SHORT PROBLEM → The records below must be duplicated exactly, character for character.

○ ○ ○

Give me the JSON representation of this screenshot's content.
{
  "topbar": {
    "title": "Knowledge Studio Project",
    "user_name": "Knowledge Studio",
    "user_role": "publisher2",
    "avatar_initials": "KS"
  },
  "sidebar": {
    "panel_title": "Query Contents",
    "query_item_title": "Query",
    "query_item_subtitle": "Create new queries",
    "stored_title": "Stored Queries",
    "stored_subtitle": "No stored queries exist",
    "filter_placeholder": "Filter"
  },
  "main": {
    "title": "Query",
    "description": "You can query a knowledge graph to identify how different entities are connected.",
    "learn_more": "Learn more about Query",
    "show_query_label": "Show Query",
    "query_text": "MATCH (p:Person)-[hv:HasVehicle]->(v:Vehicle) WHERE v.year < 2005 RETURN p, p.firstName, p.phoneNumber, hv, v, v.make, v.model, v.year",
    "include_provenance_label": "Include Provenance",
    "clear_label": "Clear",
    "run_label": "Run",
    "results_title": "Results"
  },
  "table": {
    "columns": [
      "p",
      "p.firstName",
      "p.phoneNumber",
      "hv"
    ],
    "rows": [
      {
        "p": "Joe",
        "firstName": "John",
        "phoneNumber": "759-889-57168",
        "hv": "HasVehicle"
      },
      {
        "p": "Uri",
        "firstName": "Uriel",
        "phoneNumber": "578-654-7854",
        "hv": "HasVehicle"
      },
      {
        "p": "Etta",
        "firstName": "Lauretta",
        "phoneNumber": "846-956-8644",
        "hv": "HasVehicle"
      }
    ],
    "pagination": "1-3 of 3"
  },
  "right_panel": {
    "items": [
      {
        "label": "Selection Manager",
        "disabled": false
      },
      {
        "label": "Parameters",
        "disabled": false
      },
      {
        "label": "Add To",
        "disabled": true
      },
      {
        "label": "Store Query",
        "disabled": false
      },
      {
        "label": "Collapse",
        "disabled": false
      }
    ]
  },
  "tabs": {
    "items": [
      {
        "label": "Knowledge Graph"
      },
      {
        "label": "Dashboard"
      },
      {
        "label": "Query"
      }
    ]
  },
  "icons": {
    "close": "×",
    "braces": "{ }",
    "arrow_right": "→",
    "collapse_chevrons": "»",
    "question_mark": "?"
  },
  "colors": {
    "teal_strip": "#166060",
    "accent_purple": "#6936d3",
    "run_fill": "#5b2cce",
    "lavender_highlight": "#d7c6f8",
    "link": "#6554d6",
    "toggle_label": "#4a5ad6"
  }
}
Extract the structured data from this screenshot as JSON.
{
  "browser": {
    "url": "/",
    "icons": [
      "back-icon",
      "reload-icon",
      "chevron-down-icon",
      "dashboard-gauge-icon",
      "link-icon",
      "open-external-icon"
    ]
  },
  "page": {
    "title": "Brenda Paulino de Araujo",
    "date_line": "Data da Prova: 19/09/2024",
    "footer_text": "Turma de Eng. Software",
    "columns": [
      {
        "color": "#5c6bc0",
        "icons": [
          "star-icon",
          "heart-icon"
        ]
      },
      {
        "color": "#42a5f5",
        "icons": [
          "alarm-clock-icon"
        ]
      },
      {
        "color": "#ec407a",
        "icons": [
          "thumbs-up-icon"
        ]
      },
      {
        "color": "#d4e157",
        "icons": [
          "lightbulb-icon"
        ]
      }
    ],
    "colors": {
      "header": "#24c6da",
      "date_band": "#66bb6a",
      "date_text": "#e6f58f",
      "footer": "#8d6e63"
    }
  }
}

○ ○ ○

RIGHT ANSWER →
Give me the JSON representation of this screenshot's content.
{
  "topbar": {
    "title": "Knowledge Studio Project",
    "user_name": "Knowledge Studio",
    "user_role": "publisher2",
    "avatar_initials": "KS"
  },
  "sidebar": {
    "panel_title": "Query Contents",
    "query_item_title": "Query",
    "query_item_subtitle": "Create new queries",
    "stored_title": "Stored Queries",
    "stored_subtitle": "No stored queries exist",
    "filter_placeholder": "Filter"
  },
  "main": {
    "title": "Query",
    "description": "You can query a knowledge graph to identify how different entities are connected.",
    "learn_more": "Learn more about Query",
    "show_query_label": "Show Query",
    "query_text": "MATCH (p:Person)-[hv:HasVehicle]->(v:Vehicle) WHERE v.year < 2005 RETURN p, p.firstName, p.phoneNumber, hv, v, v.make, v.model, v.year",
    "include_provenance_label": "Include Provenance",
    "clear_label": "Clear",
    "run_label": "Run",
    "results_title": "Results"
  },
  "table": {
    "columns": [
      "p",
      "p.firstName",
      "p.phoneNumber",
      "hv"
    ],
    "rows": [
      {
        "p": "Joe",
        "firstName": "John",
        "phoneNumber": "759-889-57168",
        "hv": "HasVehicle"
      },
      {
        "p": "Uri",
        "firstName": "Uriel",
        "phoneNumber": "578-654-7854",
        "hv": "HasVehicle"
      },
      {
        "p": "Etta",
        "firstName": "Lauretta",
        "phoneNumber": "846-956-8644",
        "hv": "HasVehicle"
      }
    ],
    "pagination": "1-3 of 3"
  },
  "right_panel": {
    "items": [
      {
        "label": "Selection Manager",
        "disabled": false
      },
      {
        "label": "Parameters",
        "disabled": false
      },
      {
        "label": "Add To",
        "disabled": true
      },
      {
        "label": "Store Query",
        "disabled": false
      },
      {
        "label": "Collapse",
        "disabled": false
      }
    ]
  },
  "tabs": {
    "items": [
      {
        "label": "Knowledge Graph"
      },
      {
        "label": "Dashboard"
      },
      {
        "label": "Query"
      }
    ]
  },
  "icons": {
    "close": "×",
    "braces": "{ }",
    "arrow_right": "→",
    "collapse_chevrons": "»",
    "question_mark": "?"
  },
  "colors": {
    "teal_strip": "#166060",
    "accent_purple": "#6936d3",
    "run_fill": "#5b2cce",
    "lavender_highlight": "#d7c6f8",
    "link": "#6554d6",
    "toggle_label": "#4a5ad6"
  }
}
Extract the structured data from this screenshot as JSON.
{
  "browser": {
    "url": "/",
    "icons": [
      "back-icon",
      "reload-icon",
      "chevron-down-icon",
      "dashboard-gauge-icon",
      "link-icon",
      "open-external-icon"
    ]
  },
  "page": {
    "title": "Brenda Paulino de Araujo",
    "date_line": "Data da Prova: 19/09/2024",
    "footer_text": "Turma de Eng. Software",
    "columns": [
      {
        "color": "#5c6bc0",
        "icons": [
          "star-icon",
          "heart-icon"
        ]
      },
      {
        "color": "#42a5f5",
        "icons": [
          "alarm-clock-icon"
        ]
      },
      {
        "color": "#ec407a",
        "icons": [
          "thumbs-up-icon"
        ]
      },
      {
        "color": "#d4e157",
        "icons": [
          "lightbulb-icon"
        ]
      }
    ],
    "colors": {
      "header": "#24c6da",
      "date_band": "#66bb6a",
      "date_text": "#e6f58f",
      "footer": "#8d6e63"
    }
  }
}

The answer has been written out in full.